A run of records
----------

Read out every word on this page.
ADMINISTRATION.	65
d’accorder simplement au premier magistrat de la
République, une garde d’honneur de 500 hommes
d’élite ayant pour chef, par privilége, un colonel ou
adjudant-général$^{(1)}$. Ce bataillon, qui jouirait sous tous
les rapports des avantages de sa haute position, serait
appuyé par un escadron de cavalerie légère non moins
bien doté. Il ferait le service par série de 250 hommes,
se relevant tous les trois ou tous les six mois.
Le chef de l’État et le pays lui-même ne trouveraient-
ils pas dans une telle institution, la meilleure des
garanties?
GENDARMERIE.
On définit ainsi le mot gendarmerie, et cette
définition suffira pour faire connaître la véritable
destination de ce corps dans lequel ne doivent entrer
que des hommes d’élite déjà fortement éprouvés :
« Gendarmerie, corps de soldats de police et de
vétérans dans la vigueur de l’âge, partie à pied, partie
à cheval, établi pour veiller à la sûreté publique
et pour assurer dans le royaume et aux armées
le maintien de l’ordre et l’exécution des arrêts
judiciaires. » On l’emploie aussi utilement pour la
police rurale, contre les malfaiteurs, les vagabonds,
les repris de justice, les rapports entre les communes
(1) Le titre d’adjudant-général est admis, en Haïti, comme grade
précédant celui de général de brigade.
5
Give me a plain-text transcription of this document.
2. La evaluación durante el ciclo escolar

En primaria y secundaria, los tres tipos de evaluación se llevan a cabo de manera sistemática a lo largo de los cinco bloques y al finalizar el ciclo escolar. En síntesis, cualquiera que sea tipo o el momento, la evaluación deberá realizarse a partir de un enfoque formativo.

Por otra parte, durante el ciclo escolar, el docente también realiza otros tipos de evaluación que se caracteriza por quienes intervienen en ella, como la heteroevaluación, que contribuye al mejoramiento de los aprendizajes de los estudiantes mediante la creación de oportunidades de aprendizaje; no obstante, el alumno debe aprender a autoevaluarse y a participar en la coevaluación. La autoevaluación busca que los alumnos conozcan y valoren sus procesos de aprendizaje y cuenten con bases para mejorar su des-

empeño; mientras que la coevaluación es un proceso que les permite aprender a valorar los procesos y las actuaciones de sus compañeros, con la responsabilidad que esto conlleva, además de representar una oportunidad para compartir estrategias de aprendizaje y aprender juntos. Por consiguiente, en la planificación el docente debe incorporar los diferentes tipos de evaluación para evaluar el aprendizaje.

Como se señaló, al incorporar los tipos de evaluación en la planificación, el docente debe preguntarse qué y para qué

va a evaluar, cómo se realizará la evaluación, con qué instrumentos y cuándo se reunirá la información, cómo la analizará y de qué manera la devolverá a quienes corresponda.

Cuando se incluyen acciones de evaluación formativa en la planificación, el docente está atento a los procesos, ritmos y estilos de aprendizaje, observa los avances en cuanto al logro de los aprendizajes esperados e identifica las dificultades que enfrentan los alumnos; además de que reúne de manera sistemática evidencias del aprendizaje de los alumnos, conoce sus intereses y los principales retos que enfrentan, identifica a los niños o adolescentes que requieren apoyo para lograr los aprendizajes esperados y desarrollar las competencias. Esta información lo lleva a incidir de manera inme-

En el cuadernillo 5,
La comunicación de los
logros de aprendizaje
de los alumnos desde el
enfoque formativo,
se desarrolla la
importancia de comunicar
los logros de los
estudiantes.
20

----------

Pick every line with "élite" in it and copy it.

d’élite ayant pour chef, par privilége, un colonel ou
que des hommes d’élite déjà fortement éprouvés :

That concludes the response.